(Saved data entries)
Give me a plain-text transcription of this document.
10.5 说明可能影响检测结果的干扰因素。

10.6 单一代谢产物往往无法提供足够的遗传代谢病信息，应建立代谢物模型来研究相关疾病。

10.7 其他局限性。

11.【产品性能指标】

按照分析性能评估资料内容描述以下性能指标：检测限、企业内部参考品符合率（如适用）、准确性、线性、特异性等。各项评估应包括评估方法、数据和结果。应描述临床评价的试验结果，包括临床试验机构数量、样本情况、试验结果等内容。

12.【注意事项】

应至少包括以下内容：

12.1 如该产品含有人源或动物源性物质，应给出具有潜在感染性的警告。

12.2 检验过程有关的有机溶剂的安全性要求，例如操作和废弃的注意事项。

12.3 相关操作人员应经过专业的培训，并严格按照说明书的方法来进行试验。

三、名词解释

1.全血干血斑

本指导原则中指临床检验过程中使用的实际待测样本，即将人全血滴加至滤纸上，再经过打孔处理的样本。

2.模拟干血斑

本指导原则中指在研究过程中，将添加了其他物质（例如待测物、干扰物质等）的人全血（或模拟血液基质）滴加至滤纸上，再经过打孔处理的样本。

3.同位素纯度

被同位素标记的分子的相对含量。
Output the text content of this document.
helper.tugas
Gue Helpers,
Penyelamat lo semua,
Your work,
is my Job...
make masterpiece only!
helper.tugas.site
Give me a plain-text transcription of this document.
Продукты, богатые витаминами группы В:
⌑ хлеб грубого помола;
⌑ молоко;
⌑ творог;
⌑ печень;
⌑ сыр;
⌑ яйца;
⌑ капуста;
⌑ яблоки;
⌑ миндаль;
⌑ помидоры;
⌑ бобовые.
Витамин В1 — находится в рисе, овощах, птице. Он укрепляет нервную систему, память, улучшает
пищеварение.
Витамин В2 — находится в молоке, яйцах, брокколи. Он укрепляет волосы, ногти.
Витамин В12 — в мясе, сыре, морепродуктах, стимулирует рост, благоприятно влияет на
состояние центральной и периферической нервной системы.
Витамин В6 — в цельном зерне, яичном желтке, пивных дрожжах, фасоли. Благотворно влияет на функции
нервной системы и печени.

What to produce: Reproduce the lines from the one containing "Output the text content of this document." to the end of the entries, keeping both ends and adding nothing.

Result for this task:
Output the text content of this document.
helper.tugas
Gue Helpers,
Penyelamat lo semua,
Your work,
is my Job...
make masterpiece only!
helper.tugas.site
Give me a plain-text transcription of this document.
Продукты, богатые витаминами группы В:
⌑ хлеб грубого помола;
⌑ молоко;
⌑ творог;
⌑ печень;
⌑ сыр;
⌑ яйца;
⌑ капуста;
⌑ яблоки;
⌑ миндаль;
⌑ помидоры;
⌑ бобовые.
Витамин В1 — находится в рисе, овощах, птице. Он укрепляет нервную систему, память, улучшает
пищеварение.
Витамин В2 — находится в молоке, яйцах, брокколи. Он укрепляет волосы, ногти.
Витамин В12 — в мясе, сыре, морепродуктах, стимулирует рост, благоприятно влияет на
состояние центральной и периферической нервной системы.
Витамин В6 — в цельном зерне, яичном желтке, пивных дрожжах, фасоли. Благотворно влияет на функции
нервной системы и печени.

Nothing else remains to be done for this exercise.